What this task involves:
Only the number is wanted: count the lines that include the word "humidity".

----

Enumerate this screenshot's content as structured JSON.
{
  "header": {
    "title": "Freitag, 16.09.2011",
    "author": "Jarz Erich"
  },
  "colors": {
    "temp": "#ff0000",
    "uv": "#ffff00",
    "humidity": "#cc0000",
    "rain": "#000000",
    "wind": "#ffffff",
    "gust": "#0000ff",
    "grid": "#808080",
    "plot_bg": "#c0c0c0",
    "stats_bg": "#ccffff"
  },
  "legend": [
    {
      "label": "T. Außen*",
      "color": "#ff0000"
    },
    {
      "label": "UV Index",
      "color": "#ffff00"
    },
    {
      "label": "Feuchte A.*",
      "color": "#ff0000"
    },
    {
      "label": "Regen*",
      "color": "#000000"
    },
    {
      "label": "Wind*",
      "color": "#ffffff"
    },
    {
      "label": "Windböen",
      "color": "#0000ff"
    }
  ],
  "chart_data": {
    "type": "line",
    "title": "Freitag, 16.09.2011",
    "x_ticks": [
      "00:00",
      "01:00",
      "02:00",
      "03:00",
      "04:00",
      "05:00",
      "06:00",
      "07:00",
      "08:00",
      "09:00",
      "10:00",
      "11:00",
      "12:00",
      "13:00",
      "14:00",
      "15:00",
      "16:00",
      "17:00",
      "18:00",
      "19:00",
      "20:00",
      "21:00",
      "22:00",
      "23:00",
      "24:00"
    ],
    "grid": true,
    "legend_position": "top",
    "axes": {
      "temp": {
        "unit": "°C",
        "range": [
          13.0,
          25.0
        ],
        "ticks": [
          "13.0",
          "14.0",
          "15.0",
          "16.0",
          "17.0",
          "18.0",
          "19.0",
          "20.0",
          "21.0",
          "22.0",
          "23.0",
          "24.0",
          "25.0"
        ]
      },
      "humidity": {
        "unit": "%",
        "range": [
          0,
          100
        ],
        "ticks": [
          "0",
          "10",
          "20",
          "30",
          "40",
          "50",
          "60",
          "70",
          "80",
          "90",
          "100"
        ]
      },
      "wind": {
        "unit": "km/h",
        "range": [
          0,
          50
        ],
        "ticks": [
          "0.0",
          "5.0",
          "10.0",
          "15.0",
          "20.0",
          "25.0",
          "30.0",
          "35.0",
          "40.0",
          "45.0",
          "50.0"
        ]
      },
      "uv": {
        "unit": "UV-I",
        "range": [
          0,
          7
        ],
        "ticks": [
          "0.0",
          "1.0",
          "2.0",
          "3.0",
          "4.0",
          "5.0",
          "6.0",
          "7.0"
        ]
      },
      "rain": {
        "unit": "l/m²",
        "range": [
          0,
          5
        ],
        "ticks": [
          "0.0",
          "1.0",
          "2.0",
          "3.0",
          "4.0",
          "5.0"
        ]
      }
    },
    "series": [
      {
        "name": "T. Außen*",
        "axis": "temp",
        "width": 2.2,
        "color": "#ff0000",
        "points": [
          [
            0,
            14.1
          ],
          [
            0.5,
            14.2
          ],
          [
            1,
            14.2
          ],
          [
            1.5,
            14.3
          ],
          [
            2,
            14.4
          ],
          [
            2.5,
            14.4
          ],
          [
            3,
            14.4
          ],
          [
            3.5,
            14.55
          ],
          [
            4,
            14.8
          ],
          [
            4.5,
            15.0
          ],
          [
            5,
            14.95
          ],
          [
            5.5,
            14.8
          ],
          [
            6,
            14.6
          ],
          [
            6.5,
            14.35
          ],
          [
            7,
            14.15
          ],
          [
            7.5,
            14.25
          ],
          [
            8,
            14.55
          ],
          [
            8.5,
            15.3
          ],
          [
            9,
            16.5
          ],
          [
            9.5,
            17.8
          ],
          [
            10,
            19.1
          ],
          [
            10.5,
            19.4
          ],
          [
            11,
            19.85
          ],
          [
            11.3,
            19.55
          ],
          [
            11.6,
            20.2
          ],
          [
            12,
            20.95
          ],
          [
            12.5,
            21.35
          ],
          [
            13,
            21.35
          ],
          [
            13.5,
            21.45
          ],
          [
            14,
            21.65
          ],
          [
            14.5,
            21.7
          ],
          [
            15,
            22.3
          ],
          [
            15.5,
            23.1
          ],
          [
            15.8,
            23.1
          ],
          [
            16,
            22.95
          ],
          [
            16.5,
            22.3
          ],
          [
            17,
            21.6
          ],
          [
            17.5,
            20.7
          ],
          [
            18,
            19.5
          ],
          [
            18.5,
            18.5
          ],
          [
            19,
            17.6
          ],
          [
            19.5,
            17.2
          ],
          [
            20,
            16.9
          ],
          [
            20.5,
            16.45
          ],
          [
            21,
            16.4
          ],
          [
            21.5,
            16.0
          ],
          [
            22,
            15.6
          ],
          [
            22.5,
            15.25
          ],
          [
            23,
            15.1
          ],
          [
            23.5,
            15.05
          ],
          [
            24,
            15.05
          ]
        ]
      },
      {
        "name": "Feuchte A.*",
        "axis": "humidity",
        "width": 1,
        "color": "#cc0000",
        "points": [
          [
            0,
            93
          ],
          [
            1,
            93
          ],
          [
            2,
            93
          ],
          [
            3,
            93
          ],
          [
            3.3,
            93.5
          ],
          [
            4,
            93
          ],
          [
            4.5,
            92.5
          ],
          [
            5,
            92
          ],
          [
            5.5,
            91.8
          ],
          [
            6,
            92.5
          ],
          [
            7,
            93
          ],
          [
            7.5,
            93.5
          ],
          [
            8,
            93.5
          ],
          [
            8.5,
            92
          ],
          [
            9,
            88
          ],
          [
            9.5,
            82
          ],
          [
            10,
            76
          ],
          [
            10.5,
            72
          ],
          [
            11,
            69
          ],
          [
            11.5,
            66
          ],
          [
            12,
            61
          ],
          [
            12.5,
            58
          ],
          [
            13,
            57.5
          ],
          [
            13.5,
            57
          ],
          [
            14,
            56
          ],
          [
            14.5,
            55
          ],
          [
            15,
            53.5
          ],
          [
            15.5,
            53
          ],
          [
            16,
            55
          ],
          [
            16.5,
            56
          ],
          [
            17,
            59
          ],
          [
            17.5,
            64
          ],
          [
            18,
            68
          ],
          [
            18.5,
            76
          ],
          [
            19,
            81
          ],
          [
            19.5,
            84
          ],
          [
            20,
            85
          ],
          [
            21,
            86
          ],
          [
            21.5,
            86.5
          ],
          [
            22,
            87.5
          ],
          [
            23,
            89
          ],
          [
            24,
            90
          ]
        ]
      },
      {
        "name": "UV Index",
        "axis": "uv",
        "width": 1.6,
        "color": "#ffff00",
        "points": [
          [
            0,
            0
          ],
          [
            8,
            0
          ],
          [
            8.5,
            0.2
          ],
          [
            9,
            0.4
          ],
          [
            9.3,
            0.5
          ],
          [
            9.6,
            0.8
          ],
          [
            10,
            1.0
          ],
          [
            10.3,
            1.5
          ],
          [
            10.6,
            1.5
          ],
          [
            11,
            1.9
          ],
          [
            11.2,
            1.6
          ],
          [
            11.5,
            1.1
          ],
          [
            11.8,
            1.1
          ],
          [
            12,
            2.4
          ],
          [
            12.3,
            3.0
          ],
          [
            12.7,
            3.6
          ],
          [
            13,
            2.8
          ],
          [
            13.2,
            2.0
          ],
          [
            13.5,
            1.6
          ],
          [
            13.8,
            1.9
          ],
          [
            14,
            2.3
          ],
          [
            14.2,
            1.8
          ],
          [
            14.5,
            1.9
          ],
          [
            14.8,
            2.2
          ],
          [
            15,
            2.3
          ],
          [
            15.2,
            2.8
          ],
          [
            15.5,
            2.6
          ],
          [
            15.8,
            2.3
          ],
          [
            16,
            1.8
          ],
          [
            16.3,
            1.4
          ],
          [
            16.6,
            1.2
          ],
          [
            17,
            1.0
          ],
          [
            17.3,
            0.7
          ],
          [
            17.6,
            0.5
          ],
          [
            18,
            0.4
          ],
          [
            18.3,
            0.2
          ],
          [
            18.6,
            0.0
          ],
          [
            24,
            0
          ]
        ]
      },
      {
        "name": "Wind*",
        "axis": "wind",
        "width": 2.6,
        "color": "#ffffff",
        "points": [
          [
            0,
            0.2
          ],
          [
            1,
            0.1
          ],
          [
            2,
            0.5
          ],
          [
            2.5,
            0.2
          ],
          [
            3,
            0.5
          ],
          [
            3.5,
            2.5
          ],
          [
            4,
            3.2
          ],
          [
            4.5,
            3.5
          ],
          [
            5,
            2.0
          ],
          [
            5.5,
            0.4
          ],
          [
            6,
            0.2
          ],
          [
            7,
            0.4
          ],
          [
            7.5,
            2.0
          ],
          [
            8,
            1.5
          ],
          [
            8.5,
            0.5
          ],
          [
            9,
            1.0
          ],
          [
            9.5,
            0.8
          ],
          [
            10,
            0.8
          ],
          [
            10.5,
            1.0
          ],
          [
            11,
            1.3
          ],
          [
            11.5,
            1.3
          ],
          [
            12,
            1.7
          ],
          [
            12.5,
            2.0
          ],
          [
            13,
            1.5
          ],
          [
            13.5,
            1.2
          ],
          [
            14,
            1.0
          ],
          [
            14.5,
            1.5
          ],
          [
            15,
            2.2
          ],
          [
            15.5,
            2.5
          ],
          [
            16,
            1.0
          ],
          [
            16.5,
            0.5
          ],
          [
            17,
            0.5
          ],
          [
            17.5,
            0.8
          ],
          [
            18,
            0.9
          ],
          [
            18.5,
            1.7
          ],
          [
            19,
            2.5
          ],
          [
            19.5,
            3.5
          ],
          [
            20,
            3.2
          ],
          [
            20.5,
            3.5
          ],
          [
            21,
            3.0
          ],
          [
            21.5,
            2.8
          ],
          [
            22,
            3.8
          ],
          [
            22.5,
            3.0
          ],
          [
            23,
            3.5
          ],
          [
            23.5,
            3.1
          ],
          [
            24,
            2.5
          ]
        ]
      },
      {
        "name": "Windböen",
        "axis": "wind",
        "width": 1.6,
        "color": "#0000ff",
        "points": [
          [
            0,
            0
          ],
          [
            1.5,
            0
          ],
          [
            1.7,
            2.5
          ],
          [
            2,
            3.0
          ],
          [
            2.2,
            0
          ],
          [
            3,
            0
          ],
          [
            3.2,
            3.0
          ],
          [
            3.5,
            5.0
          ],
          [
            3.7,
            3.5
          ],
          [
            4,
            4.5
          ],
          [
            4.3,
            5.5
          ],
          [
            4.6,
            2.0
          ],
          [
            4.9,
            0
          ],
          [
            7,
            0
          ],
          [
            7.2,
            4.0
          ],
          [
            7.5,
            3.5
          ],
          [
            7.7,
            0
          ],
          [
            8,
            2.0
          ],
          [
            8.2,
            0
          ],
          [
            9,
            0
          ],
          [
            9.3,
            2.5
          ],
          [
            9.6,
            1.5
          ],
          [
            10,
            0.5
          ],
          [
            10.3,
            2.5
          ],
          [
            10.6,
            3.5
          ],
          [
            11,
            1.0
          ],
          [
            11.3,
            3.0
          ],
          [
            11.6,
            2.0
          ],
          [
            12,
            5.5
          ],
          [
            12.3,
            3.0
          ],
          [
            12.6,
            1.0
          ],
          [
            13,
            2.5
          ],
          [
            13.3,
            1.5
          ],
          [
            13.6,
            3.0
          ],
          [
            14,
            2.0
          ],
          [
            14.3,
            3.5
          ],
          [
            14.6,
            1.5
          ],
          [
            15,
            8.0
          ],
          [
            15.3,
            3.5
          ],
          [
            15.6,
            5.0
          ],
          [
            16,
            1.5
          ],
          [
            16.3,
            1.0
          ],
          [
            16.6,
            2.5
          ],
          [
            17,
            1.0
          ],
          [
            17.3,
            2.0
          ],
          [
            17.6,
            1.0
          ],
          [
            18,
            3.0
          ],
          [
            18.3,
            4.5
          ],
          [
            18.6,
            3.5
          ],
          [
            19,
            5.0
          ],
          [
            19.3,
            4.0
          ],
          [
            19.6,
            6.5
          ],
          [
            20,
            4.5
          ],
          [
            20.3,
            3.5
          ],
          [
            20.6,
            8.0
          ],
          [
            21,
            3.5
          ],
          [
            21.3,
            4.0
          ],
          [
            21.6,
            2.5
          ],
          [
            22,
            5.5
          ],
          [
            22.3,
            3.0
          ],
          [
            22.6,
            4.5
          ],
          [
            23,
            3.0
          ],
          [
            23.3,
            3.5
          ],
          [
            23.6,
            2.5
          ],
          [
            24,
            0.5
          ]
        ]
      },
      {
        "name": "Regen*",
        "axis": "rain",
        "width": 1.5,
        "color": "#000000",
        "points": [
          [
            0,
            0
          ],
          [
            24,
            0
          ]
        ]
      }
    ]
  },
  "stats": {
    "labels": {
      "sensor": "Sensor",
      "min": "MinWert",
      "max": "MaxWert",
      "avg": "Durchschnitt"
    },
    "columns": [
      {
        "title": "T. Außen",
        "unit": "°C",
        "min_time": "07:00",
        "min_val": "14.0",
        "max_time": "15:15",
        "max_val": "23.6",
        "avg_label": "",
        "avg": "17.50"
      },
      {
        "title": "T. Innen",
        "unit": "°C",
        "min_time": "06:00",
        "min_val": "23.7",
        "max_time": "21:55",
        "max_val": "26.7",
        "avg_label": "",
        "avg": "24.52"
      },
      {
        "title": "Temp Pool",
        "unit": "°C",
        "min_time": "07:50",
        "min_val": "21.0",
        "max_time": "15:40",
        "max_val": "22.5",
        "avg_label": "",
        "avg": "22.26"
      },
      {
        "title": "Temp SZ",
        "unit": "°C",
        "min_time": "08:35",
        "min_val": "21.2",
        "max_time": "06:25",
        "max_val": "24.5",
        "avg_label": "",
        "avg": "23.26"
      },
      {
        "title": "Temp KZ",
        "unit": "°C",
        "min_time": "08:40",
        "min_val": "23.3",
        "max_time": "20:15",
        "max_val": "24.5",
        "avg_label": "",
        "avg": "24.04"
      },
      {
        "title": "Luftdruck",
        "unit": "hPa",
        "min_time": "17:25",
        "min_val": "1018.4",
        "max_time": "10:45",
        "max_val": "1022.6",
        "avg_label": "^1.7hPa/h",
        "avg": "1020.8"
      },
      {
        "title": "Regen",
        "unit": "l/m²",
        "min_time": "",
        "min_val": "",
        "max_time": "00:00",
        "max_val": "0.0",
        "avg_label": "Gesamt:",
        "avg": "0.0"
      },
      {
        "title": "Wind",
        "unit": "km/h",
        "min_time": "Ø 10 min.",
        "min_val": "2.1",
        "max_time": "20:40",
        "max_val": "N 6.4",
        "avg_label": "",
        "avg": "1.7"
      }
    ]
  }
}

----

Answer below:
3